EXERCISE GOAL: Make an exact copy of the lines, leaving the pictures out.
** Start RECORDS TO PROCESS **
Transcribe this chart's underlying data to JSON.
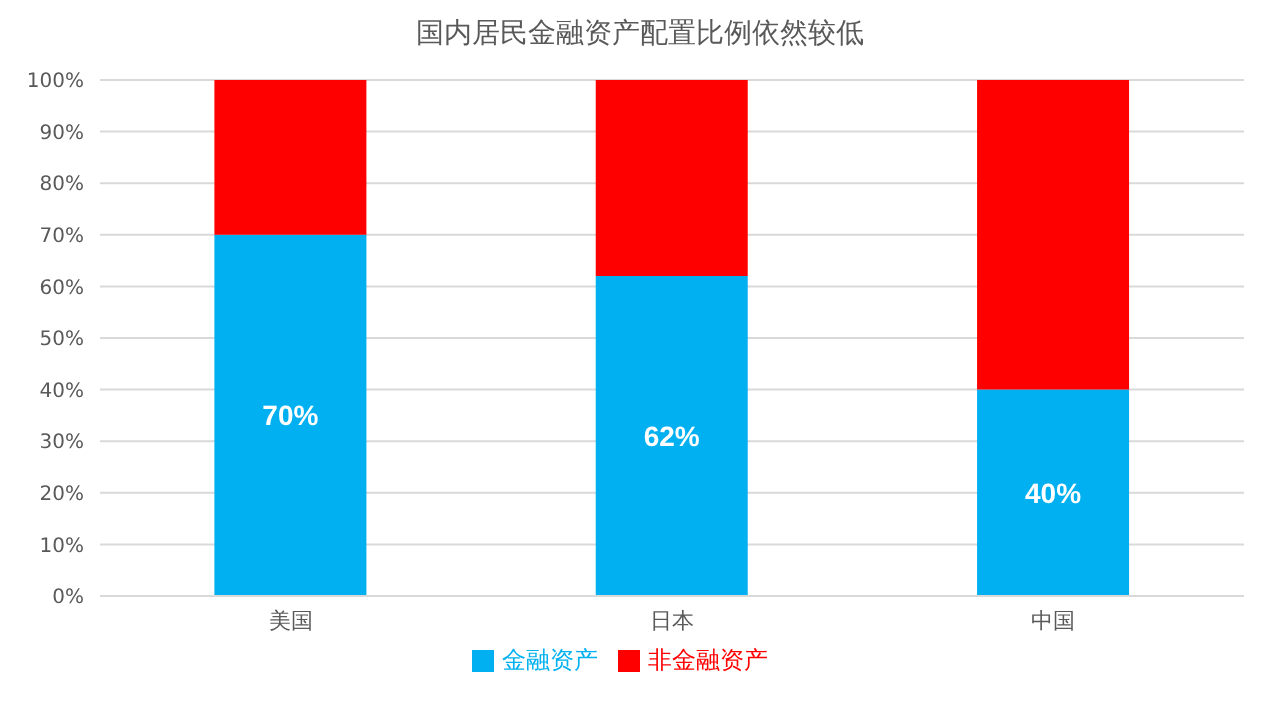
{
  "chart_data": {
    "type": "bar",
    "title": "国内居民金融资产配置比例依然较低",
    "categories": [
      "美国",
      "日本",
      "中国"
    ],
    "stacked": true,
    "series": [
      {
        "name": "金融资产",
        "color": "#00b0f0",
        "values": [
          70,
          62,
          40
        ],
        "value_labels": [
          "70%",
          "62%",
          "40%"
        ]
      },
      {
        "name": "非金融资产",
        "color": "#ff0000",
        "values": [
          30,
          38,
          60
        ]
      }
    ],
    "ylim": [
      0,
      100
    ],
    "yticks": [
      {
        "value": 0,
        "label": "0%"
      },
      {
        "value": 10,
        "label": "10%"
      },
      {
        "value": 20,
        "label": "20%"
      },
      {
        "value": 30,
        "label": "30%"
      },
      {
        "value": 40,
        "label": "40%"
      },
      {
        "value": 50,
        "label": "50%"
      },
      {
        "value": 60,
        "label": "60%"
      },
      {
        "value": 70,
        "label": "70%"
      },
      {
        "value": 80,
        "label": "80%"
      },
      {
        "value": 90,
        "label": "90%"
      },
      {
        "value": 100,
        "label": "100%"
      }
    ],
    "grid": "y",
    "legend": "bottom"
  }
}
** End RECORDS TO PROCESS **
SOLUTION TO THIS PROBLEM:
Transcribe this chart's underlying data to JSON.
{
  "chart_data": {
    "type": "bar",
    "title": "国内居民金融资产配置比例依然较低",
    "categories": [
      "美国",
      "日本",
      "中国"
    ],
    "stacked": true,
    "series": [
      {
        "name": "金融资产",
        "color": "#00b0f0",
        "values": [
          70,
          62,
          40
        ],
        "value_labels": [
          "70%",
          "62%",
          "40%"
        ]
      },
      {
        "name": "非金融资产",
        "color": "#ff0000",
        "values": [
          30,
          38,
          60
        ]
      }
    ],
    "ylim": [
      0,
      100
    ],
    "yticks": [
      {
        "value": 0,
        "label": "0%"
      },
      {
        "value": 10,
        "label": "10%"
      },
      {
        "value": 20,
        "label": "20%"
      },
      {
        "value": 30,
        "label": "30%"
      },
      {
        "value": 40,
        "label": "40%"
      },
      {
        "value": 50,
        "label": "50%"
      },
      {
        "value": 60,
        "label": "60%"
      },
      {
        "value": 70,
        "label": "70%"
      },
      {
        "value": 80,
        "label": "80%"
      },
      {
        "value": 90,
        "label": "90%"
      },
      {
        "value": 100,
        "label": "100%"
      }
    ],
    "grid": "y",
    "legend": "bottom"
  }
}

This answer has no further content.